§ **Work to do**
Extract each line from the entries below that has the string "животных" in it.
== Dataset records
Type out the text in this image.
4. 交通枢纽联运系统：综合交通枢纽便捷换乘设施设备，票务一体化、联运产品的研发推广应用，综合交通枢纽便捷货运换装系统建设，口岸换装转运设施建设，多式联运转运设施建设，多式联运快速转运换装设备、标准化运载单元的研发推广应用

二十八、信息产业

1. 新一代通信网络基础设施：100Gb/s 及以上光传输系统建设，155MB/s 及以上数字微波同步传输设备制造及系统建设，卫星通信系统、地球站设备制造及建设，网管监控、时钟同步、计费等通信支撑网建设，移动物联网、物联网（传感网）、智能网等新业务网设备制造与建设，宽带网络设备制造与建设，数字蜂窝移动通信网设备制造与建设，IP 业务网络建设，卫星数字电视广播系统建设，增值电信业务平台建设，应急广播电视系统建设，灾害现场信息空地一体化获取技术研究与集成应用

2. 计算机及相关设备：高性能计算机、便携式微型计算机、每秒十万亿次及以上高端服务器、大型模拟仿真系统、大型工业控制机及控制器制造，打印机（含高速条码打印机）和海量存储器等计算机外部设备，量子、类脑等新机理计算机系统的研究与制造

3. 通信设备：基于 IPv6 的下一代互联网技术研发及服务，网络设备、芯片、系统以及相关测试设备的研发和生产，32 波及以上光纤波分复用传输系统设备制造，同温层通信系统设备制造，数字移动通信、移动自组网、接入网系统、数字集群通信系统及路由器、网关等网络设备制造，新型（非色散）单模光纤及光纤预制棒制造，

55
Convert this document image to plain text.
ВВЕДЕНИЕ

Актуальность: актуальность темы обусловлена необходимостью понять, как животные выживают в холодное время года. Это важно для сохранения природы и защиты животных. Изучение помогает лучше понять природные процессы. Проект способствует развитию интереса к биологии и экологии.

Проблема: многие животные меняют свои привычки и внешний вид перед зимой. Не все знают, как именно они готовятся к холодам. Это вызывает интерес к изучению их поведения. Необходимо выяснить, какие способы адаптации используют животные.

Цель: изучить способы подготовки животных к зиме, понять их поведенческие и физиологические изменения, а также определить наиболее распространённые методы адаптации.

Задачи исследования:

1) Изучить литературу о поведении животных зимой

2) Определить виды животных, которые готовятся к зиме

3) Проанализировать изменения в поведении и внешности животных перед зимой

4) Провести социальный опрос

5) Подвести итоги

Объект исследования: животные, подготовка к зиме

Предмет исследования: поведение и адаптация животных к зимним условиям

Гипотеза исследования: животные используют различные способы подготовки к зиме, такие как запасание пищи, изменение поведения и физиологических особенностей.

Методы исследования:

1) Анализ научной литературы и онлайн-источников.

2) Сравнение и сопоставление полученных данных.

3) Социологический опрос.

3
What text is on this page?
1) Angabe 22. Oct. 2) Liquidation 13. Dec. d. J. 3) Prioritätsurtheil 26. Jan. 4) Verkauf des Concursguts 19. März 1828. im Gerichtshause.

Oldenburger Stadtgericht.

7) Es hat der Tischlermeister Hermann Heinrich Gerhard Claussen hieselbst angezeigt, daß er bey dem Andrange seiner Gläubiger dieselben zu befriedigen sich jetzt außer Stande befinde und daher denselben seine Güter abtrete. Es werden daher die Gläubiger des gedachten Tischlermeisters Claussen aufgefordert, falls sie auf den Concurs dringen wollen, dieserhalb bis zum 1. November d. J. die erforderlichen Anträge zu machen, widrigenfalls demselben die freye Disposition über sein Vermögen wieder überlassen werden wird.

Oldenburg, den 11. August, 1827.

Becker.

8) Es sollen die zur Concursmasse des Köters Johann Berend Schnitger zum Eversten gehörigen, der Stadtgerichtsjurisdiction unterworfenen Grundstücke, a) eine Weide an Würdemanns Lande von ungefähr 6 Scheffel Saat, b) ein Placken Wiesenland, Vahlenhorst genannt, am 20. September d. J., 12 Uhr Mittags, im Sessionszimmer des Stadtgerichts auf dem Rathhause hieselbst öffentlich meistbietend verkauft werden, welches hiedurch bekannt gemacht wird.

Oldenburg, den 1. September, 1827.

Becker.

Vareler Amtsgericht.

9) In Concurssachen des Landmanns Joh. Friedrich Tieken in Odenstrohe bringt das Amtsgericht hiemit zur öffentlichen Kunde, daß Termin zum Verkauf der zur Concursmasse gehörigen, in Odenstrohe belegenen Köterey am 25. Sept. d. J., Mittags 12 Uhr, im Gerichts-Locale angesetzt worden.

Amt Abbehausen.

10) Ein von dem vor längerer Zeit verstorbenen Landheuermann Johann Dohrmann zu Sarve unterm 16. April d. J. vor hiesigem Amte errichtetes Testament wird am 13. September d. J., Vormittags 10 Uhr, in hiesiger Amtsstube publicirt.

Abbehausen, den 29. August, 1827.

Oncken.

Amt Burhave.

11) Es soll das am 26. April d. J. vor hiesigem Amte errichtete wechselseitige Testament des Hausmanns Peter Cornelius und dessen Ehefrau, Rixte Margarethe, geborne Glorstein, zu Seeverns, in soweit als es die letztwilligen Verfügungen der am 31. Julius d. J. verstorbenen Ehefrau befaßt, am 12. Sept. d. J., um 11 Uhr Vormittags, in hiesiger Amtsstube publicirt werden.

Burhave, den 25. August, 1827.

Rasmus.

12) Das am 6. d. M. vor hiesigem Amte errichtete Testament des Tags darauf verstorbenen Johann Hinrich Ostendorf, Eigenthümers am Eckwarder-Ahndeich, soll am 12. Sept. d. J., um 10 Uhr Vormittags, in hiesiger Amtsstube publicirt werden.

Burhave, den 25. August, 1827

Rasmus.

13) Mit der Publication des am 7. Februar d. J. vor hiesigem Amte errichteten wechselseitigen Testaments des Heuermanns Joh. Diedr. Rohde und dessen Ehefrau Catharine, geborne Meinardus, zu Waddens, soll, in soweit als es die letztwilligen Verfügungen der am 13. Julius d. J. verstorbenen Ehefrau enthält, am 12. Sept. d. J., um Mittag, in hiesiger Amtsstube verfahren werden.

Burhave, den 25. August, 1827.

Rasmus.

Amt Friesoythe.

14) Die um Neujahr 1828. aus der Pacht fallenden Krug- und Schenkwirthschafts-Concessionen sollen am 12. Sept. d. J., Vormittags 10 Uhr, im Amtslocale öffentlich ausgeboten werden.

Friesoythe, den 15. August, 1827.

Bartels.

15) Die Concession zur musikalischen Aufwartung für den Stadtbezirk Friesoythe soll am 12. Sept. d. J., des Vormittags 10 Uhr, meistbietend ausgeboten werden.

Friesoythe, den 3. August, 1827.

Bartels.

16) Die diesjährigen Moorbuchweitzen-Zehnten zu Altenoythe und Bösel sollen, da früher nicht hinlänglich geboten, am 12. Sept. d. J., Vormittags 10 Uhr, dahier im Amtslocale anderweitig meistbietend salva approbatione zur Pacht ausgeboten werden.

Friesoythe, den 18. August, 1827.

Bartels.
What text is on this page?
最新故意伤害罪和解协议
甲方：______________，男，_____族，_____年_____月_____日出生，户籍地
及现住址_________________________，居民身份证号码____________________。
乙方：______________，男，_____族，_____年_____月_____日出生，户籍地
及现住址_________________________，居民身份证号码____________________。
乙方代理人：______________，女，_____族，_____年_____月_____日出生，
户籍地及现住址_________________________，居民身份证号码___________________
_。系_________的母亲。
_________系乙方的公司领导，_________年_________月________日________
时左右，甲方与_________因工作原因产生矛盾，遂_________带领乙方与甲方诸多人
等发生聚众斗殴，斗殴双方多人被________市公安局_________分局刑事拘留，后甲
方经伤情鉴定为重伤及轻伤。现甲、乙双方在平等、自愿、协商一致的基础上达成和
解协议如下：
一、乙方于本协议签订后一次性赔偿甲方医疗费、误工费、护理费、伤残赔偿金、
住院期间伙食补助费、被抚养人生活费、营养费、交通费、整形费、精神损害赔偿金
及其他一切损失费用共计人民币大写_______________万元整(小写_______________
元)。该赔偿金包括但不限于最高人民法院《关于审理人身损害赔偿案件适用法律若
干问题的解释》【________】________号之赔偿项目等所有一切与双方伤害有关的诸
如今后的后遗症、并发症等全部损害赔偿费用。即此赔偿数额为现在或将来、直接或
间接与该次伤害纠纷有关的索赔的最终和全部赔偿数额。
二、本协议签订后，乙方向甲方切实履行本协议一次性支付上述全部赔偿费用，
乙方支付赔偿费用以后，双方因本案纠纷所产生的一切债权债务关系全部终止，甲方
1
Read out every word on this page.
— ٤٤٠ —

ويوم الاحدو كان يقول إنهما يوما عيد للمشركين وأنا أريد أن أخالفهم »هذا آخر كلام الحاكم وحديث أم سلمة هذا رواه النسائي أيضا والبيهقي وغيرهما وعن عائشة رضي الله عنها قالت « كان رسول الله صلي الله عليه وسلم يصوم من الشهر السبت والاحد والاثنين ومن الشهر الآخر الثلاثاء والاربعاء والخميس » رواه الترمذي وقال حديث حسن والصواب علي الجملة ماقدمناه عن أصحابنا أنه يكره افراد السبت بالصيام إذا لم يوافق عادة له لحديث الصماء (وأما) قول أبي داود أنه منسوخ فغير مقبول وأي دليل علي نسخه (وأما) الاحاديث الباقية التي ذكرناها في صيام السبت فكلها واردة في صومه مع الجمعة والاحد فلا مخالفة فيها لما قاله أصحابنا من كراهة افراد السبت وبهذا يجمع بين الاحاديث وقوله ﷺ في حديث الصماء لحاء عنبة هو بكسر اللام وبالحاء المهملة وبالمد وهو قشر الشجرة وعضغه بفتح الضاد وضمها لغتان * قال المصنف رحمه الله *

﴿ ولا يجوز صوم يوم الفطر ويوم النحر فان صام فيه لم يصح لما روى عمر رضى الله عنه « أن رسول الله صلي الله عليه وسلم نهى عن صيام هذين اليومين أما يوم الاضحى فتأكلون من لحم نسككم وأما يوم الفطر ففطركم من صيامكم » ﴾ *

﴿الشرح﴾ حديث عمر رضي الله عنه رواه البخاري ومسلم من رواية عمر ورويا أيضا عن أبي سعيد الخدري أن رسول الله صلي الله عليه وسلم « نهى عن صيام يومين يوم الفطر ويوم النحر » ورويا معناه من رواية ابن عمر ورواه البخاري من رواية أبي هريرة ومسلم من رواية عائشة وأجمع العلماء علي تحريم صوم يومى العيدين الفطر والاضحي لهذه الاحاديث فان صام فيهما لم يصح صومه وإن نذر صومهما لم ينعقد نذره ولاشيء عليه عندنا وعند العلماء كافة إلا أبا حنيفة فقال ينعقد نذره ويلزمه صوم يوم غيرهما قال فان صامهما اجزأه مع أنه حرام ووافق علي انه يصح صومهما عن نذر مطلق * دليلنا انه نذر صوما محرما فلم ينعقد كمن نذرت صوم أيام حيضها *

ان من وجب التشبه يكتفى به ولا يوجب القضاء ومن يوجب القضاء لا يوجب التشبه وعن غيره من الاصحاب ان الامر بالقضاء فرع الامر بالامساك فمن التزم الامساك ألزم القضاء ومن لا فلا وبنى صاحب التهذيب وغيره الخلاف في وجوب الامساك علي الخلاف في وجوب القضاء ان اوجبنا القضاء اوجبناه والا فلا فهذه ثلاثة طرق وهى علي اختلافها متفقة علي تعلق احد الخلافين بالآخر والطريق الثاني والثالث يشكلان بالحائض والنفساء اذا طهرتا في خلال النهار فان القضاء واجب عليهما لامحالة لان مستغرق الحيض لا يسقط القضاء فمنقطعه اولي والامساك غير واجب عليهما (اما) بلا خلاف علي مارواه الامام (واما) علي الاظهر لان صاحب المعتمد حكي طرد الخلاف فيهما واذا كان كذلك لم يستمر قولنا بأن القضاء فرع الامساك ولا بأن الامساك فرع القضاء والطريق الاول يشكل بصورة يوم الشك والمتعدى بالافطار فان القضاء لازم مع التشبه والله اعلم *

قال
====
§ **Result of the exercise**
Актуальность: актуальность темы обусловлена необходимостью понять, как животные выживают в холодное время года. Это важно для сохранения природы и защиты животных. Изучение помогает лучше понять природные процессы. Проект способствует развитию интереса к биологии и экологии.
Цель: изучить способы подготовки животных к зиме, понять их поведенческие и физиологические изменения, а также определить наиболее распространённые методы адаптации.
1) Изучить литературу о поведении животных зимой
2) Определить виды животных, которые готовятся к зиме
3) Проанализировать изменения в поведении и внешности животных перед зимой
Предмет исследования: поведение и адаптация животных к зимним условиям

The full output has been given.